Exercise goal:
Each entry must appear again exactly as it does in the source.

Extracted data:
------------------------
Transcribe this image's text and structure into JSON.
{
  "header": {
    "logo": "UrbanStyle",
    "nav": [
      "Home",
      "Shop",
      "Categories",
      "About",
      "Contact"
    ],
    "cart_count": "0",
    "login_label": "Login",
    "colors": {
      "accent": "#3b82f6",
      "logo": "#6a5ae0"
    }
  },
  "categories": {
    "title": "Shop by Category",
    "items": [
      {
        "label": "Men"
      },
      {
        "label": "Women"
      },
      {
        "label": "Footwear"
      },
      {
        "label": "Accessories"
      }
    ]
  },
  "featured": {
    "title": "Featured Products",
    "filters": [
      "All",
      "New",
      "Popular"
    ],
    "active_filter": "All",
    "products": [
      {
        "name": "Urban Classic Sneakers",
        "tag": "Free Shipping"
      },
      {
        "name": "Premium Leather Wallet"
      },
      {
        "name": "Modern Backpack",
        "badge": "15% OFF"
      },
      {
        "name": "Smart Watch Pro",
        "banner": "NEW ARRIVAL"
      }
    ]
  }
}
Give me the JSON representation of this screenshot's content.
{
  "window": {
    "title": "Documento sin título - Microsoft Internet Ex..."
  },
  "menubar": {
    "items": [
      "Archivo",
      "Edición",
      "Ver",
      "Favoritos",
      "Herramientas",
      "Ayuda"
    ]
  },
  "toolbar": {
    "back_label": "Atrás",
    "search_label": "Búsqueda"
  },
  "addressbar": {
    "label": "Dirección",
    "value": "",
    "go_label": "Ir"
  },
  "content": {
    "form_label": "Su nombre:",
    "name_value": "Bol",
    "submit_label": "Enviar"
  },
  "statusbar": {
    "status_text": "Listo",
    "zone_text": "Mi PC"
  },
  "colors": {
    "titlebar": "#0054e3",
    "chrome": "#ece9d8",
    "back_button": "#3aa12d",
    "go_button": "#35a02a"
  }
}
------------------------
Worked answer:
Transcribe this image's text and structure into JSON.
{
  "header": {
    "logo": "UrbanStyle",
    "nav": [
      "Home",
      "Shop",
      "Categories",
      "About",
      "Contact"
    ],
    "cart_count": "0",
    "login_label": "Login",
    "colors": {
      "accent": "#3b82f6",
      "logo": "#6a5ae0"
    }
  },
  "categories": {
    "title": "Shop by Category",
    "items": [
      {
        "label": "Men"
      },
      {
        "label": "Women"
      },
      {
        "label": "Footwear"
      },
      {
        "label": "Accessories"
      }
    ]
  },
  "featured": {
    "title": "Featured Products",
    "filters": [
      "All",
      "New",
      "Popular"
    ],
    "active_filter": "All",
    "products": [
      {
        "name": "Urban Classic Sneakers",
        "tag": "Free Shipping"
      },
      {
        "name": "Premium Leather Wallet"
      },
      {
        "name": "Modern Backpack",
        "badge": "15% OFF"
      },
      {
        "name": "Smart Watch Pro",
        "banner": "NEW ARRIVAL"
      }
    ]
  }
}
Give me the JSON representation of this screenshot's content.
{
  "window": {
    "title": "Documento sin título - Microsoft Internet Ex..."
  },
  "menubar": {
    "items": [
      "Archivo",
      "Edición",
      "Ver",
      "Favoritos",
      "Herramientas",
      "Ayuda"
    ]
  },
  "toolbar": {
    "back_label": "Atrás",
    "search_label": "Búsqueda"
  },
  "addressbar": {
    "label": "Dirección",
    "value": "",
    "go_label": "Ir"
  },
  "content": {
    "form_label": "Su nombre:",
    "name_value": "Bol",
    "submit_label": "Enviar"
  },
  "statusbar": {
    "status_text": "Listo",
    "zone_text": "Mi PC"
  },
  "colors": {
    "titlebar": "#0054e3",
    "chrome": "#ece9d8",
    "back_button": "#3aa12d",
    "go_button": "#35a02a"
  }
}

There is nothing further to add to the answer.